### Goal of the exercise
Count how many lines below contain the word "JSON", then give that number alone.
◆ ◆ ◆ ◆
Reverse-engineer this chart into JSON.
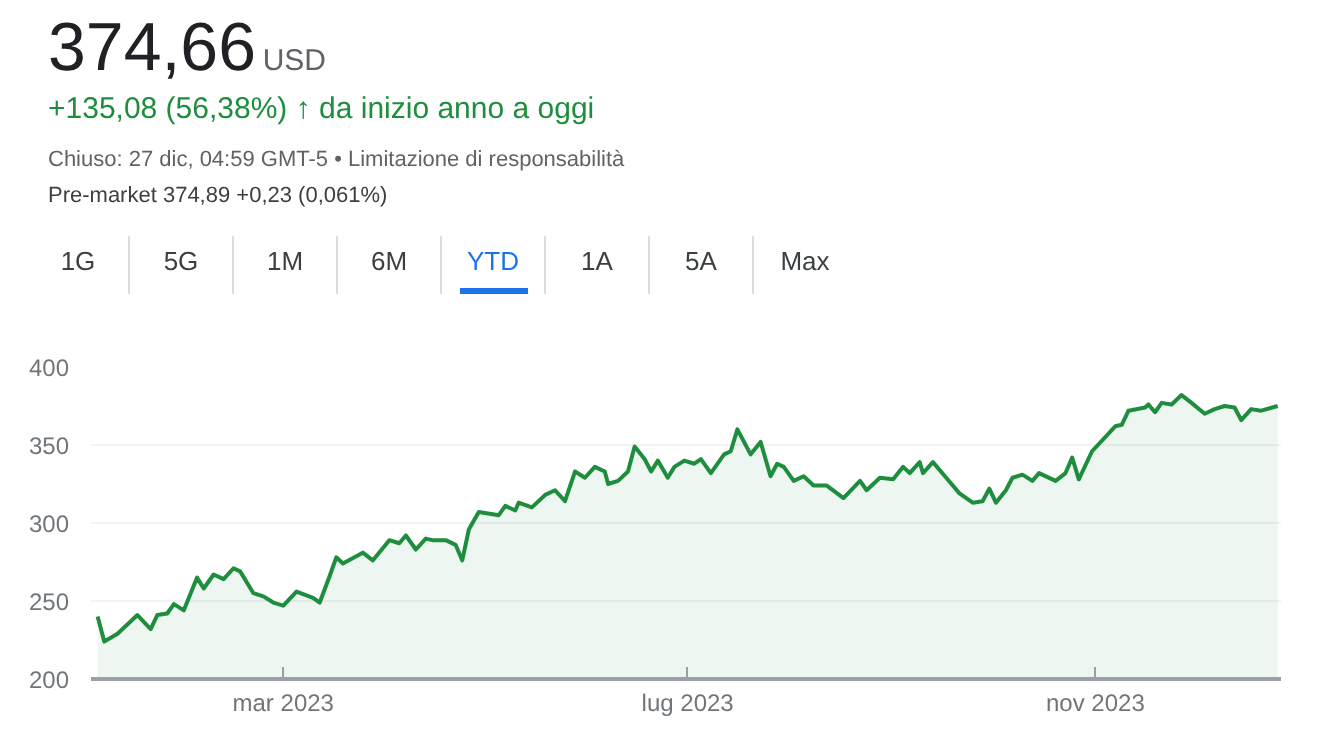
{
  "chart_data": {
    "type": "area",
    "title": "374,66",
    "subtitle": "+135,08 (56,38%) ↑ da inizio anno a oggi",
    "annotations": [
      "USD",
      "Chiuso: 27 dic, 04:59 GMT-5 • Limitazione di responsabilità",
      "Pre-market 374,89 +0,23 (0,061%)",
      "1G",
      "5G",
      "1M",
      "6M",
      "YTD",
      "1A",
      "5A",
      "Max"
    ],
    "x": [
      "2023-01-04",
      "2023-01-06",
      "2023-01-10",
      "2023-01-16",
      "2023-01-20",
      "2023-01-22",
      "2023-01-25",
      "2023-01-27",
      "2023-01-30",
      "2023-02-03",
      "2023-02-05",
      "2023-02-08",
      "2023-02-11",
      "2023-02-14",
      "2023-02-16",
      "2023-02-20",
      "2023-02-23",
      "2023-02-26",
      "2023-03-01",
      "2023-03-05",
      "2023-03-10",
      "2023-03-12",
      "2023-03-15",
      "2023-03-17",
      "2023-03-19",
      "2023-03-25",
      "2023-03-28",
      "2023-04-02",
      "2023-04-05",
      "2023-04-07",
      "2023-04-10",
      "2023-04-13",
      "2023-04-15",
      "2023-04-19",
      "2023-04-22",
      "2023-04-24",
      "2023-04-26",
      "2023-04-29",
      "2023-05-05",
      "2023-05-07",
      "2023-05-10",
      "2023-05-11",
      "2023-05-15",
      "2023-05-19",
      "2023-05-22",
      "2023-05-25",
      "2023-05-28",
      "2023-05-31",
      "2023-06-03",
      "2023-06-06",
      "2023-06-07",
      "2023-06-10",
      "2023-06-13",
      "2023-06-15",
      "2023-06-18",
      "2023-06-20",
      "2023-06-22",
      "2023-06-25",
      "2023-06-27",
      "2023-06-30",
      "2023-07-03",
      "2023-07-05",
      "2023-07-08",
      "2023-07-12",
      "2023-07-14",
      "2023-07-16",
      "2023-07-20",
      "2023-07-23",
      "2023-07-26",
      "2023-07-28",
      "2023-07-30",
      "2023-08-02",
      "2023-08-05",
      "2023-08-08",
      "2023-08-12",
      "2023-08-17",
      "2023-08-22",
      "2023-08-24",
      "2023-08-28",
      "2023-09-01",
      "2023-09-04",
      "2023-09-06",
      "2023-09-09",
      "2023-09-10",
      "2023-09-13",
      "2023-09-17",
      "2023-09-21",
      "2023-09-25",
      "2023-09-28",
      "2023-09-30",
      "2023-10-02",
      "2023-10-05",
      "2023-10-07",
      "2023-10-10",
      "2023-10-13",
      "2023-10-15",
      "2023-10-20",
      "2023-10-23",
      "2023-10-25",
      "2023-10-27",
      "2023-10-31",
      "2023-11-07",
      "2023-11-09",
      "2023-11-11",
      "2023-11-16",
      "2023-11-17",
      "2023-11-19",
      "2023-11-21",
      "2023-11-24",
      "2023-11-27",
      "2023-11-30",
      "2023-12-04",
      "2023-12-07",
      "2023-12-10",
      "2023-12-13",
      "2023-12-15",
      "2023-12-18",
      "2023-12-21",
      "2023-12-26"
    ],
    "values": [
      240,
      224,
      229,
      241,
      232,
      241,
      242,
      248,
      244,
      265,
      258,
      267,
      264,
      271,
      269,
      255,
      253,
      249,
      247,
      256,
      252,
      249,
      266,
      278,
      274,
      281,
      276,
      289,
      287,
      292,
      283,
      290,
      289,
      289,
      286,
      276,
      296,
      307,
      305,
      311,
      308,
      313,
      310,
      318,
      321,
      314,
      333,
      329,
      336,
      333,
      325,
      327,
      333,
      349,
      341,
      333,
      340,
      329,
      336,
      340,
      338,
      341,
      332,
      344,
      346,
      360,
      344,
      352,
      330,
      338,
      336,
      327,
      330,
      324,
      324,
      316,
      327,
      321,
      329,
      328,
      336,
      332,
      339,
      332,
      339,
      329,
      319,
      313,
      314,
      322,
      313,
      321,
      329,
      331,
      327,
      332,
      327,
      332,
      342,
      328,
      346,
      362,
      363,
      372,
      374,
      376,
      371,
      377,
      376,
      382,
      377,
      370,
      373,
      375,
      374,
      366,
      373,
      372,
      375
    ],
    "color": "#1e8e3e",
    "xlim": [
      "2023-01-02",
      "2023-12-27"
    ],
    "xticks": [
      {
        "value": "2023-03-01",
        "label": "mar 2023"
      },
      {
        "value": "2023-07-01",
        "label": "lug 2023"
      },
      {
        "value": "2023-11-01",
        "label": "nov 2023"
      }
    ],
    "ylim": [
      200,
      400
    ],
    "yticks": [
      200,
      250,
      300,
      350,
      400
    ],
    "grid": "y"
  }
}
◆ ◆ ◆ ◆
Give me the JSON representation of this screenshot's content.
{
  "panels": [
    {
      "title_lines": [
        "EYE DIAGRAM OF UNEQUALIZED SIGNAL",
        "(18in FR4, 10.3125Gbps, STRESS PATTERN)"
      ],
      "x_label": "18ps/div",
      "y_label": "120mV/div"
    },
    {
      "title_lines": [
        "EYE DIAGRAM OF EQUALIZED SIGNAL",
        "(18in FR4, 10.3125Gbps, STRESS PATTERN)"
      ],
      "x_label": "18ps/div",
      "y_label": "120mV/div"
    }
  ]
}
◆ ◆ ◆ ◆
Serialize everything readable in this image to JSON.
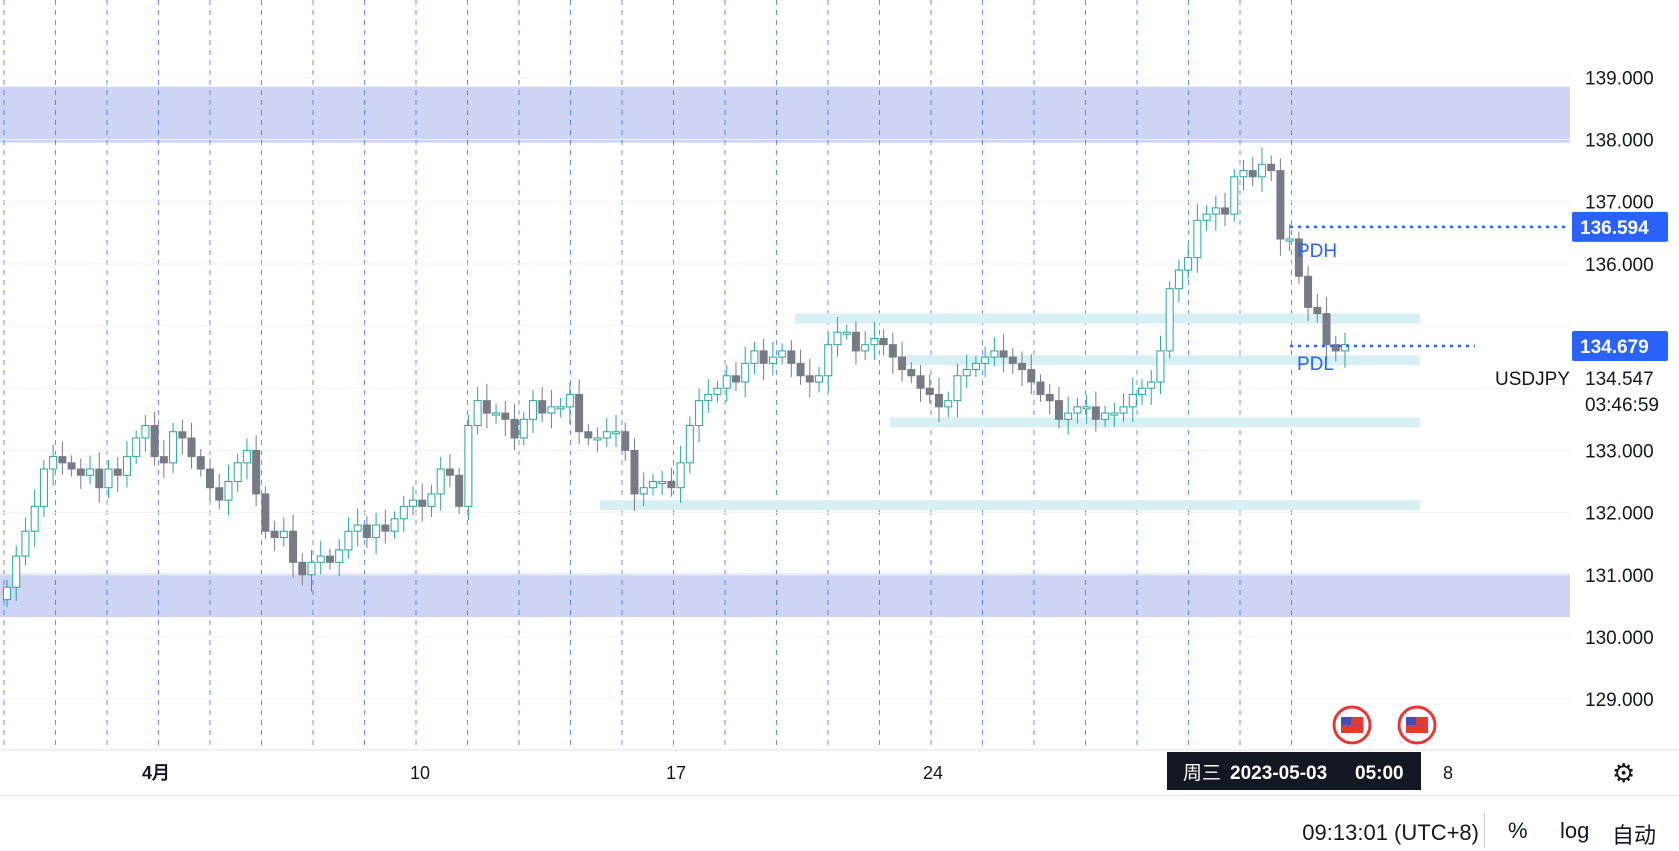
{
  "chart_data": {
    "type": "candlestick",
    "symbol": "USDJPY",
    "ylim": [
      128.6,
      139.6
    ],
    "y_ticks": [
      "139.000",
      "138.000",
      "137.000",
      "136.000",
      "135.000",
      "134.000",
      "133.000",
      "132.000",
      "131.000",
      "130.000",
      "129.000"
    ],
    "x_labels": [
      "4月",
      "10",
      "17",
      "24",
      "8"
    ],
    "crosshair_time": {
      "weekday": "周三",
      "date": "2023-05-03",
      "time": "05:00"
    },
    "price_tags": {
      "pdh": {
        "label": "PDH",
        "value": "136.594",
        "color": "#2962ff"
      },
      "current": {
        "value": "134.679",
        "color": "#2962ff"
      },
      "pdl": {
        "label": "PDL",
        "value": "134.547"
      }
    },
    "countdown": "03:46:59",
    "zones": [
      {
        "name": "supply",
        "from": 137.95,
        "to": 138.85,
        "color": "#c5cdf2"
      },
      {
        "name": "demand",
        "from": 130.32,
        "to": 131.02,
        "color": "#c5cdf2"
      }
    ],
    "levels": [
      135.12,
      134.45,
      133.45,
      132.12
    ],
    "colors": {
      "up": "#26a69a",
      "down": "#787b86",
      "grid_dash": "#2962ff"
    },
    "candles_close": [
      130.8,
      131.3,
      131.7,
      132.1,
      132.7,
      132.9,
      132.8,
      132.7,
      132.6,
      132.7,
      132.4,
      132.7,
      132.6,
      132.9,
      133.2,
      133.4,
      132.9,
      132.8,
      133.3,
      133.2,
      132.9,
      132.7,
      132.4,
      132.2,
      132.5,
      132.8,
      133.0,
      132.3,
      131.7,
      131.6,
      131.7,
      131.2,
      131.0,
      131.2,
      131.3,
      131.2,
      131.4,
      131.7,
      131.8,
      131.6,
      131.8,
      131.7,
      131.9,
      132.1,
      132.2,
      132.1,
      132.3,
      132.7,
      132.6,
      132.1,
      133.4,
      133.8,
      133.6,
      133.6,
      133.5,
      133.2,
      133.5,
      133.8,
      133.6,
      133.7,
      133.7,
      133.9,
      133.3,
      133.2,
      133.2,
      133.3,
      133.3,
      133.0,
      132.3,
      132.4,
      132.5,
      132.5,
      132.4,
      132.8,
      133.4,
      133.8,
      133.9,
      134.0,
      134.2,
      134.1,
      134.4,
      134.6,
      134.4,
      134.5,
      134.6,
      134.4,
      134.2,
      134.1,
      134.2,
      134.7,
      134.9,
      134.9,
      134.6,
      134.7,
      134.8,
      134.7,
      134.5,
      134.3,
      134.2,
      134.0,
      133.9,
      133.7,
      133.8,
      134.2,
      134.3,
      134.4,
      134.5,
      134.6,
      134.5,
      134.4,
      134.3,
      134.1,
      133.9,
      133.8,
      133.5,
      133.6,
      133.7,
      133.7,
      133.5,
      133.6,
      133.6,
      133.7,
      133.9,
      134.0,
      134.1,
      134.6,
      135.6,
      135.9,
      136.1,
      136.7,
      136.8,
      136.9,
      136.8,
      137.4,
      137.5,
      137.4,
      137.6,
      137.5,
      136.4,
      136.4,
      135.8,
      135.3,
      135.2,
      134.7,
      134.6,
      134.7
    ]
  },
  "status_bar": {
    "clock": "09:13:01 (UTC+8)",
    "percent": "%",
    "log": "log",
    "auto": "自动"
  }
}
◆ ◆ ◆ ◆
### Exercise output
3